Figure contents as structured data:
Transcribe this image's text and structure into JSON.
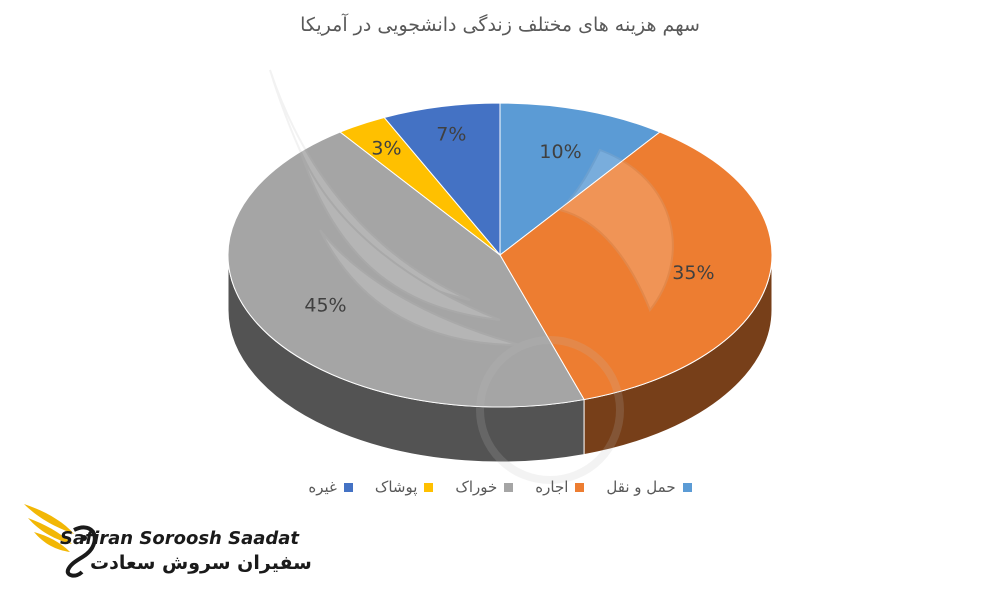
{
  "chart_data": {
    "type": "pie",
    "title": "سهم هزینه های مختلف زندگی دانشجویی در آمریکا",
    "categories": [
      "حمل و نقل",
      "اجاره",
      "خوراک",
      "پوشاک",
      "غیره"
    ],
    "values": [
      10,
      35,
      45,
      3,
      7
    ],
    "value_labels": [
      "10%",
      "35%",
      "45%",
      "3%",
      "7%"
    ],
    "colors": [
      "#5b9bd5",
      "#ed7d31",
      "#a5a5a5",
      "#ffc000",
      "#4472c4"
    ],
    "legend_position": "bottom",
    "style": "3d"
  },
  "watermark": {
    "brand_en": "Safiran Soroosh Saadat",
    "brand_fa": "سفیران سروش سعادت"
  }
}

- _REQUIREMENTS_
Repeat the listing above exactly, with no pictures.

- _WRITTEN SOLUTION_
Transcribe this image's text and structure into JSON.
{
  "chart_data": {
    "type": "pie",
    "title": "سهم هزینه های مختلف زندگی دانشجویی در آمریکا",
    "categories": [
      "حمل و نقل",
      "اجاره",
      "خوراک",
      "پوشاک",
      "غیره"
    ],
    "values": [
      10,
      35,
      45,
      3,
      7
    ],
    "value_labels": [
      "10%",
      "35%",
      "45%",
      "3%",
      "7%"
    ],
    "colors": [
      "#5b9bd5",
      "#ed7d31",
      "#a5a5a5",
      "#ffc000",
      "#4472c4"
    ],
    "legend_position": "bottom",
    "style": "3d"
  },
  "watermark": {
    "brand_en": "Safiran Soroosh Saadat",
    "brand_fa": "سفیران سروش سعادت"
  }
}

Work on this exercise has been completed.